WHAT NEEDS TO BE DONE: Repeat the data verbatim.

Data entries:
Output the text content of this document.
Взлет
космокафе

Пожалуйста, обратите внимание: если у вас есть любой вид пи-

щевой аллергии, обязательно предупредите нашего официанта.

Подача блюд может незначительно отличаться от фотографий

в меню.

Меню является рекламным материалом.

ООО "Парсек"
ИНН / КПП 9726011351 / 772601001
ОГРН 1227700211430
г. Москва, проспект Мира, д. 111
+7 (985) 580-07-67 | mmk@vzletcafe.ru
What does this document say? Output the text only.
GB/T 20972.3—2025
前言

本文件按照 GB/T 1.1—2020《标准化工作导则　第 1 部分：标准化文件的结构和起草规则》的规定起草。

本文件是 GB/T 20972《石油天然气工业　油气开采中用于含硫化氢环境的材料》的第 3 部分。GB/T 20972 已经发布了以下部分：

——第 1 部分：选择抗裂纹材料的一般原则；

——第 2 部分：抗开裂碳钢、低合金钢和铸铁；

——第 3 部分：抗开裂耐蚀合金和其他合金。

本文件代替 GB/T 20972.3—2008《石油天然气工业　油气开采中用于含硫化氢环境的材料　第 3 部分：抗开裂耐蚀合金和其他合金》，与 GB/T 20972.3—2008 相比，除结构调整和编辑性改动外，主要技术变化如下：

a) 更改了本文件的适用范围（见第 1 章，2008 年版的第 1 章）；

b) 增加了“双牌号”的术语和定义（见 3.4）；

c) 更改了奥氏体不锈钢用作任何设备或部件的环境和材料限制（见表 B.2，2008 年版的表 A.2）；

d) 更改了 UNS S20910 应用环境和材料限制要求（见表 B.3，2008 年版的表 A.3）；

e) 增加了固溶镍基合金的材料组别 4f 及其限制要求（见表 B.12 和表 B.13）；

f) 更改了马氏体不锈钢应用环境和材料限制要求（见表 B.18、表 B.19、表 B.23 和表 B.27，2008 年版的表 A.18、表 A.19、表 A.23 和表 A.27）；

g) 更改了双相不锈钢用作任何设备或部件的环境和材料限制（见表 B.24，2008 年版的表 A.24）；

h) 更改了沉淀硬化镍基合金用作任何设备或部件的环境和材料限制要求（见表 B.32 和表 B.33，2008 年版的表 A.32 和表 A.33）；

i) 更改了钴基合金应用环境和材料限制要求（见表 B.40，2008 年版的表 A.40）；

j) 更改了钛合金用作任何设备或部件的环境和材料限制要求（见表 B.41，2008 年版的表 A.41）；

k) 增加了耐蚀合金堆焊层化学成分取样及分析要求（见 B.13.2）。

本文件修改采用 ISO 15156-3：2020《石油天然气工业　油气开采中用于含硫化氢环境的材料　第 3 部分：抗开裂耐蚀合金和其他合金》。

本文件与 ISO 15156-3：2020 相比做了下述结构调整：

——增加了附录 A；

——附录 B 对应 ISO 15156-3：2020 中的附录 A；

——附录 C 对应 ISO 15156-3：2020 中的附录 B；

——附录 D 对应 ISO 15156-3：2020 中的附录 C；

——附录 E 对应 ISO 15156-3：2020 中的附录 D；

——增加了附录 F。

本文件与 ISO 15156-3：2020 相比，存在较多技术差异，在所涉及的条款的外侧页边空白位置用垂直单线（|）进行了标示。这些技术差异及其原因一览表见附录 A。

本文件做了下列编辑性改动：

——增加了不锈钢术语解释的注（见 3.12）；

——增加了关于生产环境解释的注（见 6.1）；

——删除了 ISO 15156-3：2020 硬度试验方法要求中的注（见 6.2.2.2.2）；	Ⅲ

SOLUTION FOR THIS EXERCISE:
Output the text content of this document.
Взлет
космокафе

Пожалуйста, обратите внимание: если у вас есть любой вид пи-

щевой аллергии, обязательно предупредите нашего официанта.

Подача блюд может незначительно отличаться от фотографий

в меню.

Меню является рекламным материалом.

ООО "Парсек"
ИНН / КПП 9726011351 / 772601001
ОГРН 1227700211430
г. Москва, проспект Мира, д. 111
+7 (985) 580-07-67 | mmk@vzletcafe.ru
What does this document say? Output the text only.
GB/T 20972.3—2025
前言

本文件按照 GB/T 1.1—2020《标准化工作导则　第 1 部分：标准化文件的结构和起草规则》的规定起草。

本文件是 GB/T 20972《石油天然气工业　油气开采中用于含硫化氢环境的材料》的第 3 部分。GB/T 20972 已经发布了以下部分：

——第 1 部分：选择抗裂纹材料的一般原则；

——第 2 部分：抗开裂碳钢、低合金钢和铸铁；

——第 3 部分：抗开裂耐蚀合金和其他合金。

本文件代替 GB/T 20972.3—2008《石油天然气工业　油气开采中用于含硫化氢环境的材料　第 3 部分：抗开裂耐蚀合金和其他合金》，与 GB/T 20972.3—2008 相比，除结构调整和编辑性改动外，主要技术变化如下：

a) 更改了本文件的适用范围（见第 1 章，2008 年版的第 1 章）；

b) 增加了“双牌号”的术语和定义（见 3.4）；

c) 更改了奥氏体不锈钢用作任何设备或部件的环境和材料限制（见表 B.2，2008 年版的表 A.2）；

d) 更改了 UNS S20910 应用环境和材料限制要求（见表 B.3，2008 年版的表 A.3）；

e) 增加了固溶镍基合金的材料组别 4f 及其限制要求（见表 B.12 和表 B.13）；

f) 更改了马氏体不锈钢应用环境和材料限制要求（见表 B.18、表 B.19、表 B.23 和表 B.27，2008 年版的表 A.18、表 A.19、表 A.23 和表 A.27）；

g) 更改了双相不锈钢用作任何设备或部件的环境和材料限制（见表 B.24，2008 年版的表 A.24）；

h) 更改了沉淀硬化镍基合金用作任何设备或部件的环境和材料限制要求（见表 B.32 和表 B.33，2008 年版的表 A.32 和表 A.33）；

i) 更改了钴基合金应用环境和材料限制要求（见表 B.40，2008 年版的表 A.40）；

j) 更改了钛合金用作任何设备或部件的环境和材料限制要求（见表 B.41，2008 年版的表 A.41）；

k) 增加了耐蚀合金堆焊层化学成分取样及分析要求（见 B.13.2）。

本文件修改采用 ISO 15156-3：2020《石油天然气工业　油气开采中用于含硫化氢环境的材料　第 3 部分：抗开裂耐蚀合金和其他合金》。

本文件与 ISO 15156-3：2020 相比做了下述结构调整：

——增加了附录 A；

——附录 B 对应 ISO 15156-3：2020 中的附录 A；

——附录 C 对应 ISO 15156-3：2020 中的附录 B；

——附录 D 对应 ISO 15156-3：2020 中的附录 C；

——附录 E 对应 ISO 15156-3：2020 中的附录 D；

——增加了附录 F。

本文件与 ISO 15156-3：2020 相比，存在较多技术差异，在所涉及的条款的外侧页边空白位置用垂直单线（|）进行了标示。这些技术差异及其原因一览表见附录 A。

本文件做了下列编辑性改动：

——增加了不锈钢术语解释的注（见 3.12）；

——增加了关于生产环境解释的注（见 6.1）；

——删除了 ISO 15156-3：2020 硬度试验方法要求中的注（见 6.2.2.2.2）；	Ⅲ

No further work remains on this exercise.